INPUT ROWS:
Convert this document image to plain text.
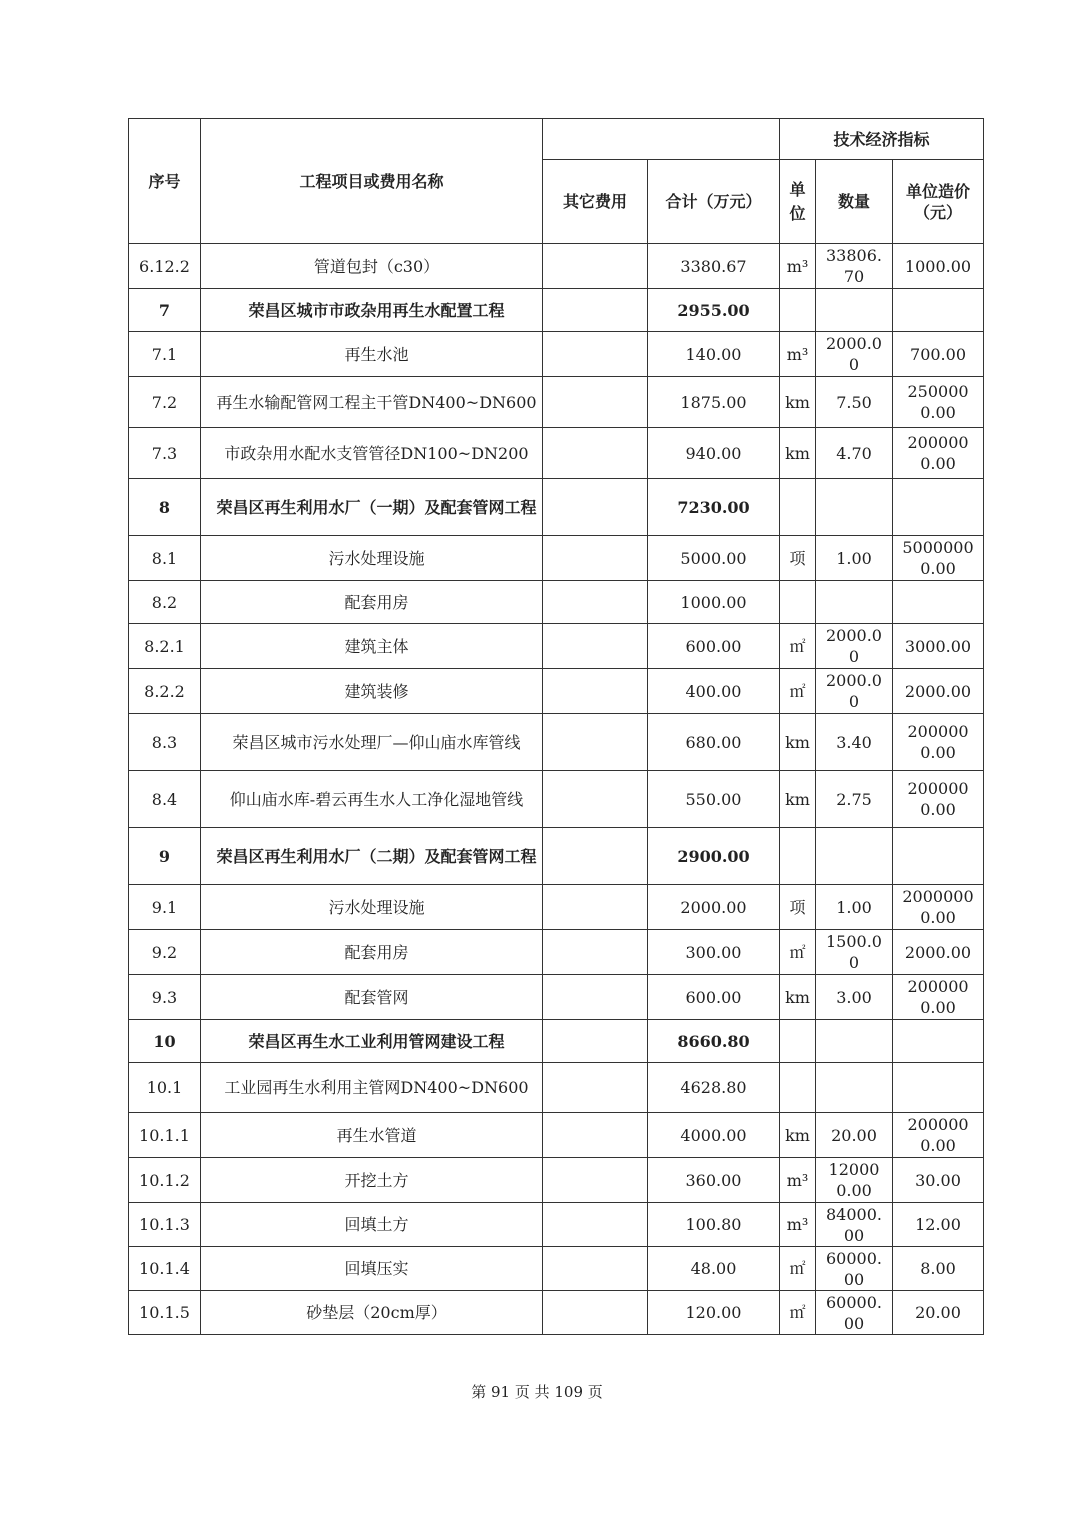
序号	工程项目或费用名称			技术经济指标		
		其它费用	合计（万元）	单位	数量	单位造价（元）
6.12.2	管道包封（c30）		3380.67	m³	33806.70	1000.00
7	荣昌区城市市政杂用再生水配置工程		2955.00			
7.1	再生水池		140.00	m³	2000.00	700.00
7.2	再生水输配管网工程主干管DN400~DN600		1875.00	km	7.50	2500000.00
7.3	市政杂用水配水支管管径DN100~DN200		940.00	km	4.70	2000000.00
8	荣昌区再生利用水厂（一期）及配套管网工程		7230.00			
8.1	污水处理设施		5000.00	项	1.00	50000000.00
8.2	配套用房		1000.00			
8.2.1	建筑主体		600.00	㎡	2000.00	3000.00
8.2.2	建筑装修		400.00	㎡	2000.00	2000.00
8.3	荣昌区城市污水处理厂—仰山庙水库管线		680.00	km	3.40	2000000.00
8.4	仰山庙水库-碧云再生水人工净化湿地管线		550.00	km	2.75	2000000.00
9	荣昌区再生利用水厂（二期）及配套管网工程		2900.00			
9.1	污水处理设施		2000.00	项	1.00	20000000.00
9.2	配套用房		300.00	㎡	1500.00	2000.00
9.3	配套管网		600.00	km	3.00	2000000.00
10	荣昌区再生水工业利用管网建设工程		8660.80			
10.1	工业园再生水利用主管网DN400~DN600		4628.80			
10.1.1	再生水管道		4000.00	km	20.00	2000000.00
10.1.2	开挖土方		360.00	m³	120000.00	30.00
10.1.3	回填土方		100.80	m³	84000.00	12.00
10.1.4	回填压实		48.00	㎡	60000.00	8.00
10.1.5	砂垫层（20cm厚）		120.00	㎡	60000.00	20.00
第 91 页 共 109 页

THE EXERCISE: Restate the whole listing above exactly, please, omitting every image.

THE RESULT:
Convert this document image to plain text.
序号	工程项目或费用名称			技术经济指标		
		其它费用	合计（万元）	单位	数量	单位造价（元）
6.12.2	管道包封（c30）		3380.67	m³	33806.70	1000.00
7	荣昌区城市市政杂用再生水配置工程		2955.00			
7.1	再生水池		140.00	m³	2000.00	700.00
7.2	再生水输配管网工程主干管DN400~DN600		1875.00	km	7.50	2500000.00
7.3	市政杂用水配水支管管径DN100~DN200		940.00	km	4.70	2000000.00
8	荣昌区再生利用水厂（一期）及配套管网工程		7230.00			
8.1	污水处理设施		5000.00	项	1.00	50000000.00
8.2	配套用房		1000.00			
8.2.1	建筑主体		600.00	㎡	2000.00	3000.00
8.2.2	建筑装修		400.00	㎡	2000.00	2000.00
8.3	荣昌区城市污水处理厂—仰山庙水库管线		680.00	km	3.40	2000000.00
8.4	仰山庙水库-碧云再生水人工净化湿地管线		550.00	km	2.75	2000000.00
9	荣昌区再生利用水厂（二期）及配套管网工程		2900.00			
9.1	污水处理设施		2000.00	项	1.00	20000000.00
9.2	配套用房		300.00	㎡	1500.00	2000.00
9.3	配套管网		600.00	km	3.00	2000000.00
10	荣昌区再生水工业利用管网建设工程		8660.80			
10.1	工业园再生水利用主管网DN400~DN600		4628.80			
10.1.1	再生水管道		4000.00	km	20.00	2000000.00
10.1.2	开挖土方		360.00	m³	120000.00	30.00
10.1.3	回填土方		100.80	m³	84000.00	12.00
10.1.4	回填压实		48.00	㎡	60000.00	8.00
10.1.5	砂垫层（20cm厚）		120.00	㎡	60000.00	20.00
第 91 页 共 109 页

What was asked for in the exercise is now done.